● **The problem**
Can you transcribe every line exactly and leave the pictures behind?

-- BEGIN Extracted records --

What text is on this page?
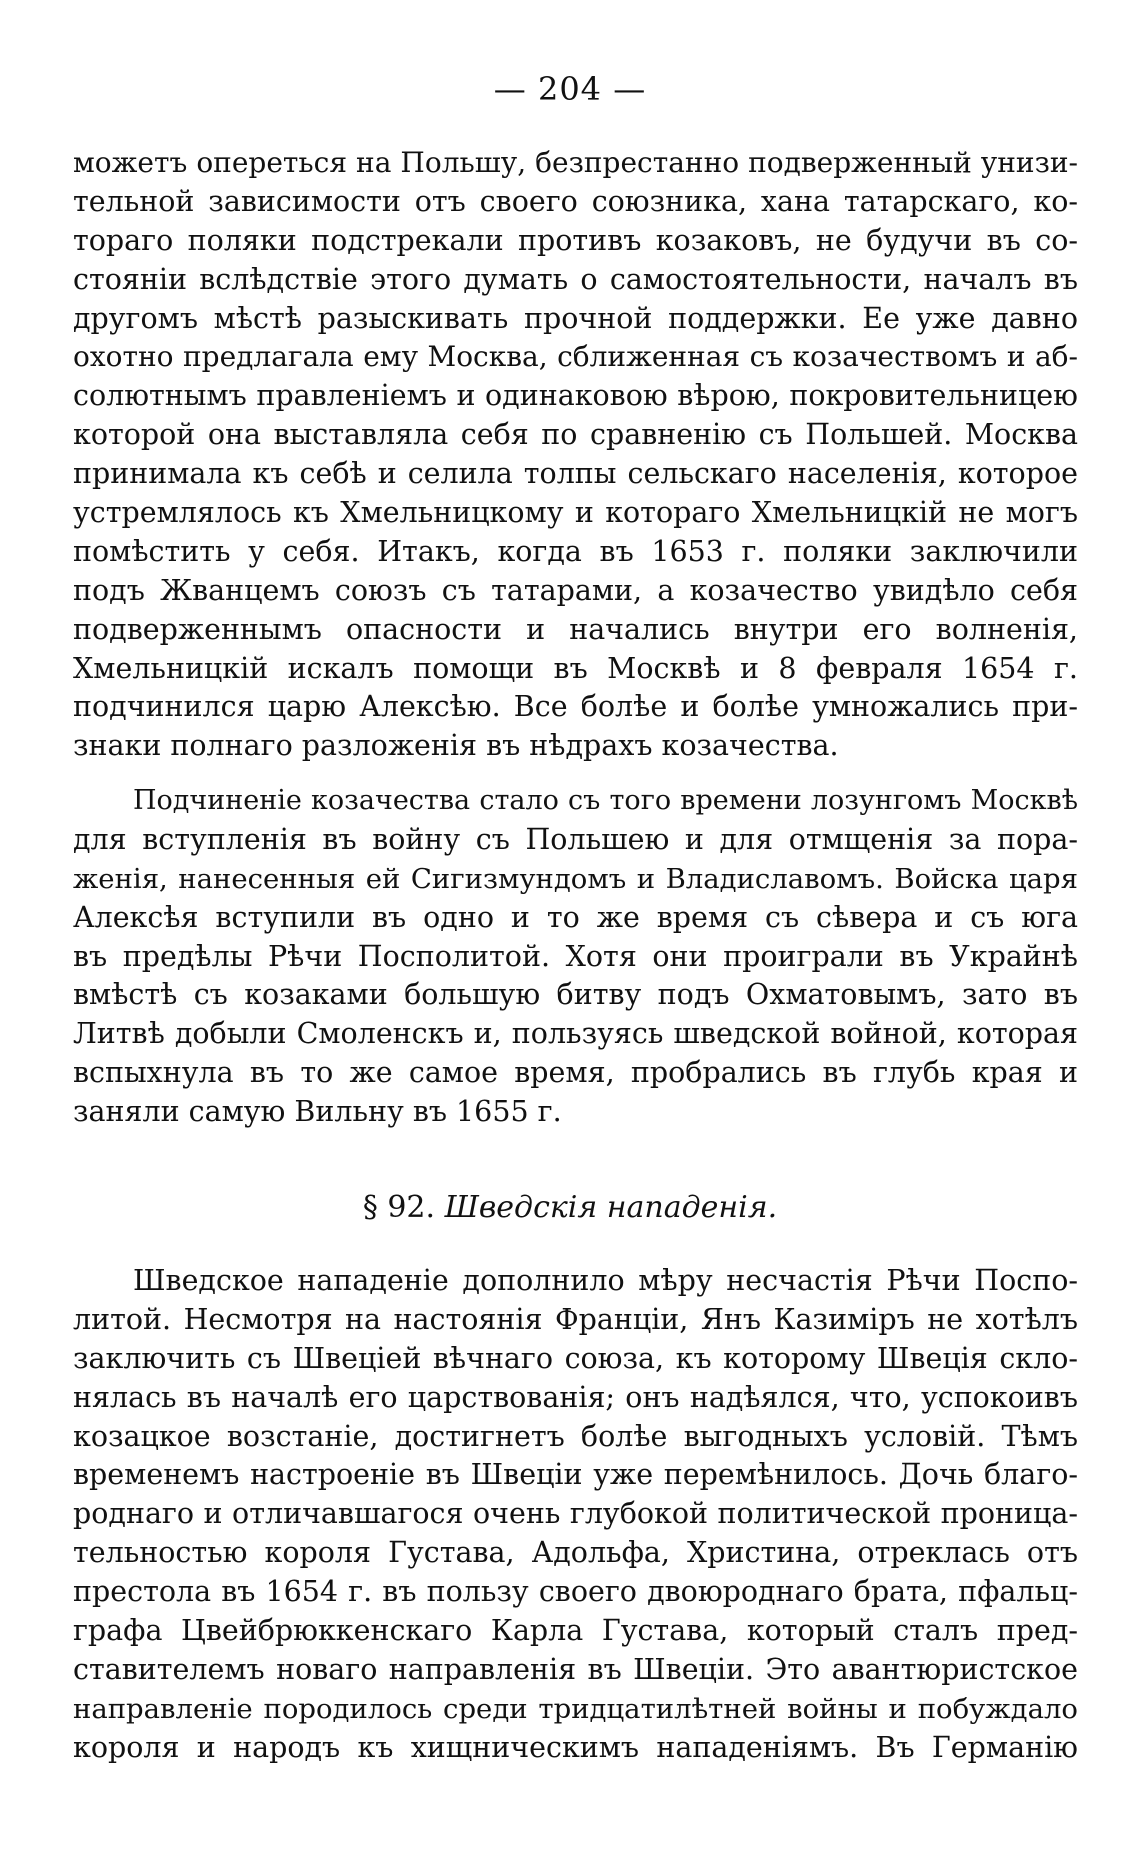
— 204 —
можетъ опереться на Польшу, безпрестанно подверженный унизи-
тельной зависимости отъ своего союзника, хана татарскаго, ко-
тораго поляки подстрекали противъ козаковъ, не будучи въ со-
стояніи вслѣдствіе этого думать о самостоятельности, началъ въ
другомъ мѣстѣ разыскивать прочной поддержки. Ее уже давно
охотно предлагала ему Москва, сближенная съ козачествомъ и аб-
солютнымъ правленіемъ и одинаковою вѣрою, покровительницею
которой она выставляла себя по сравненію съ Польшей. Москва
принимала къ себѣ и селила толпы сельскаго населенія, которое
устремлялось къ Хмельницкому и котораго Хмельницкій не могъ
помѣстить у себя. Итакъ, когда въ 1653 г. поляки заключили
подъ Жванцемъ союзъ съ татарами, а козачество увидѣло себя
подверженнымъ опасности и начались внутри его волненія,
Хмельницкій искалъ помощи въ Москвѣ и 8 февраля 1654 г.
подчинился царю Алексѣю. Все болѣе и болѣе умножались при-
знаки полнаго разложенія въ нѣдрахъ козачества.
Подчиненіе козачества стало съ того времени лозунгомъ Москвѣ
для вступленія въ войну съ Польшею и для отмщенія за пора-
женія, нанесенныя ей Сигизмундомъ и Владиславомъ. Войска царя
Алексѣя вступили въ одно и то же время съ сѣвера и съ юга
въ предѣлы Рѣчи Посполитой. Хотя они проиграли въ Украйнѣ
вмѣстѣ съ козаками большую битву подъ Охматовымъ, зато въ
Литвѣ добыли Смоленскъ и, пользуясь шведской войной, которая
вспыхнула въ то же самое время, пробрались въ глубь края и
заняли самую Вильну въ 1655 г.
§ 92. Шведскія нападенія.
Шведское нападеніе дополнило мѣру несчастія Рѣчи Поспо-
литой. Несмотря на настоянія Франціи, Янъ Казиміръ не хотѣлъ
заключить съ Швеціей вѣчнаго союза, къ которому Швеція скло-
нялась въ началѣ его царствованія; онъ надѣялся, что, успокоивъ
козацкое возстаніе, достигнетъ болѣе выгодныхъ условій. Тѣмъ
временемъ настроеніе въ Швеціи уже перемѣнилось. Дочь благо-
роднаго и отличавшагося очень глубокой политической проница-
тельностью короля Густава, Адольфа, Христина, отреклась отъ
престола въ 1654 г. въ пользу своего двоюроднаго брата, пфальц-
графа Цвейбрюккенскаго Карла Густава, который сталъ пред-
ставителемъ новаго направленія въ Швеціи. Это авантюристское
направленіе породилось среди тридцатилѣтней войны и побуждало
короля и народъ къ хищническимъ нападеніямъ. Въ Германію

-- END Extracted records --

● **The solution**
What text is on this page?
— 204 —
можетъ опереться на Польшу, безпрестанно подверженный унизи-
тельной зависимости отъ своего союзника, хана татарскаго, ко-
тораго поляки подстрекали противъ козаковъ, не будучи въ со-
стояніи вслѣдствіе этого думать о самостоятельности, началъ въ
другомъ мѣстѣ разыскивать прочной поддержки. Ее уже давно
охотно предлагала ему Москва, сближенная съ козачествомъ и аб-
солютнымъ правленіемъ и одинаковою вѣрою, покровительницею
которой она выставляла себя по сравненію съ Польшей. Москва
принимала къ себѣ и селила толпы сельскаго населенія, которое
устремлялось къ Хмельницкому и котораго Хмельницкій не могъ
помѣстить у себя. Итакъ, когда въ 1653 г. поляки заключили
подъ Жванцемъ союзъ съ татарами, а козачество увидѣло себя
подверженнымъ опасности и начались внутри его волненія,
Хмельницкій искалъ помощи въ Москвѣ и 8 февраля 1654 г.
подчинился царю Алексѣю. Все болѣе и болѣе умножались при-
знаки полнаго разложенія въ нѣдрахъ козачества.
Подчиненіе козачества стало съ того времени лозунгомъ Москвѣ
для вступленія въ войну съ Польшею и для отмщенія за пора-
женія, нанесенныя ей Сигизмундомъ и Владиславомъ. Войска царя
Алексѣя вступили въ одно и то же время съ сѣвера и съ юга
въ предѣлы Рѣчи Посполитой. Хотя они проиграли въ Украйнѣ
вмѣстѣ съ козаками большую битву подъ Охматовымъ, зато въ
Литвѣ добыли Смоленскъ и, пользуясь шведской войной, которая
вспыхнула въ то же самое время, пробрались въ глубь края и
заняли самую Вильну въ 1655 г.
§ 92. Шведскія нападенія.
Шведское нападеніе дополнило мѣру несчастія Рѣчи Поспо-
литой. Несмотря на настоянія Франціи, Янъ Казиміръ не хотѣлъ
заключить съ Швеціей вѣчнаго союза, къ которому Швеція скло-
нялась въ началѣ его царствованія; онъ надѣялся, что, успокоивъ
козацкое возстаніе, достигнетъ болѣе выгодныхъ условій. Тѣмъ
временемъ настроеніе въ Швеціи уже перемѣнилось. Дочь благо-
роднаго и отличавшагося очень глубокой политической проница-
тельностью короля Густава, Адольфа, Христина, отреклась отъ
престола въ 1654 г. въ пользу своего двоюроднаго брата, пфальц-
графа Цвейбрюккенскаго Карла Густава, который сталъ пред-
ставителемъ новаго направленія въ Швеціи. Это авантюристское
направленіе породилось среди тридцатилѣтней войны и побуждало
короля и народъ къ хищническимъ нападеніямъ. Въ Германію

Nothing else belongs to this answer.